=== The task ===
Rewrite the lines from the first one through the line containing "numerics-point: [161, 143, 177, 159]", changing "numerics-point" to "data-marker" and keeping everything else the same. Give only those lines.

=== Coordinate annotation records ===
START

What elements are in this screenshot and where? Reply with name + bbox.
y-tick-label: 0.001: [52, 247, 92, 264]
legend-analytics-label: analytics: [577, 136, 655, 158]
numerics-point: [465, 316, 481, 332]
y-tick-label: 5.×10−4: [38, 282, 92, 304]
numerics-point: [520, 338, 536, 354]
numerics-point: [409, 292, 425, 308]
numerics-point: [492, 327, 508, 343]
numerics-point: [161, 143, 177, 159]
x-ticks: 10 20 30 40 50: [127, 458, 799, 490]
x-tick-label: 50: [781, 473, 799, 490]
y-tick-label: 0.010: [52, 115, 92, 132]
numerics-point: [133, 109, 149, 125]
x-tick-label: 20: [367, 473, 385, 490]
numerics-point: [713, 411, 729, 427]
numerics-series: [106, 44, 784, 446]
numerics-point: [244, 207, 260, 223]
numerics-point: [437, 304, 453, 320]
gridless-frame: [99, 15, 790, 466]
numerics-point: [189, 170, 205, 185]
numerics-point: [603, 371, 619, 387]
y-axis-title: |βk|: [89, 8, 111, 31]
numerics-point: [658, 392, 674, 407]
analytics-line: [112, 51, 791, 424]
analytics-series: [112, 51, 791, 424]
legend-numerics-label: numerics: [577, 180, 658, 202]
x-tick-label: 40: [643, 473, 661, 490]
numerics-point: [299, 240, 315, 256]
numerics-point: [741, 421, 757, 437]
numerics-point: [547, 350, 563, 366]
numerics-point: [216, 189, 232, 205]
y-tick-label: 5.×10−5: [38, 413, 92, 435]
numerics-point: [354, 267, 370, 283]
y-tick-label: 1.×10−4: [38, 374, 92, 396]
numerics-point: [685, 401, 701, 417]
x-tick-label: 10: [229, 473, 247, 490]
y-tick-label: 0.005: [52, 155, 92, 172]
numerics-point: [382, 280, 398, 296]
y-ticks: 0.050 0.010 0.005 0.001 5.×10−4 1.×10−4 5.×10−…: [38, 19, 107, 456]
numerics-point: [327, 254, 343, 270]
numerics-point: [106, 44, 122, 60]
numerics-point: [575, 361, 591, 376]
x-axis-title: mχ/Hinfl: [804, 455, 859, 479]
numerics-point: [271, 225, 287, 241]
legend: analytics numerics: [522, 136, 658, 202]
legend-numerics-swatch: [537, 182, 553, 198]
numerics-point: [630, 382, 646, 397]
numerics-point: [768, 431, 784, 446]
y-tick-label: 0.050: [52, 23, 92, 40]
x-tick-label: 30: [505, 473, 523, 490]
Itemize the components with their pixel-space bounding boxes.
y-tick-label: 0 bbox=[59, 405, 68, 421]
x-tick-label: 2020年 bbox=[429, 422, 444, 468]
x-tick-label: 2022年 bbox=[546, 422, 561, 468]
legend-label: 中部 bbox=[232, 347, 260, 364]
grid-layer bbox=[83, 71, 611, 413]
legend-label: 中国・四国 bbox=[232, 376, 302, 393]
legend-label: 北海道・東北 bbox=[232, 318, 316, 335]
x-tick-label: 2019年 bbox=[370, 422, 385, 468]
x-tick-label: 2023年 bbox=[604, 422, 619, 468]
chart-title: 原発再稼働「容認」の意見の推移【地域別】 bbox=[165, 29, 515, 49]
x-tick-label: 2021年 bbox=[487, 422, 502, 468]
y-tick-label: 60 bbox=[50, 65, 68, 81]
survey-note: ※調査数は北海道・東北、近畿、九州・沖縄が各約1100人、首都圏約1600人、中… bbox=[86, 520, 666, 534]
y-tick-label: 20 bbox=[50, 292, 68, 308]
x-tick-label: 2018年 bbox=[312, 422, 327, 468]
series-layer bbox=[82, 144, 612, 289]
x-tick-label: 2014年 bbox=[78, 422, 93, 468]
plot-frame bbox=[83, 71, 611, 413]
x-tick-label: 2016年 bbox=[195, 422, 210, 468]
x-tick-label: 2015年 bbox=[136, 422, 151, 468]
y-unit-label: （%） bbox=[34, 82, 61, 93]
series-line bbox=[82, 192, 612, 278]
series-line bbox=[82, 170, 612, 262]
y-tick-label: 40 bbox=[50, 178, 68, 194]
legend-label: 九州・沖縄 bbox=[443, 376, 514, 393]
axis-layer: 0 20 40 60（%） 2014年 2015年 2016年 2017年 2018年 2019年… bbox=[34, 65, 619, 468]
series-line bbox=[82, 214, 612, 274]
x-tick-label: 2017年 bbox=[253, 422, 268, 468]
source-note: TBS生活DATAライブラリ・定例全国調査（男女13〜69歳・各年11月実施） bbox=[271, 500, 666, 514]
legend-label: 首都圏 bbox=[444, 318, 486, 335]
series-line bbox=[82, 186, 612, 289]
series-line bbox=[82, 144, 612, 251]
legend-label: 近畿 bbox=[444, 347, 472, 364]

END

=== Expected output ===
What elements are in this screenshot and where? Reply with name + bbox.
y-tick-label: 0.001: [52, 247, 92, 264]
legend-analytics-label: analytics: [577, 136, 655, 158]
data-marker: [465, 316, 481, 332]
y-tick-label: 5.×10−4: [38, 282, 92, 304]
data-marker: [520, 338, 536, 354]
data-marker: [409, 292, 425, 308]
data-marker: [492, 327, 508, 343]
data-marker: [161, 143, 177, 159]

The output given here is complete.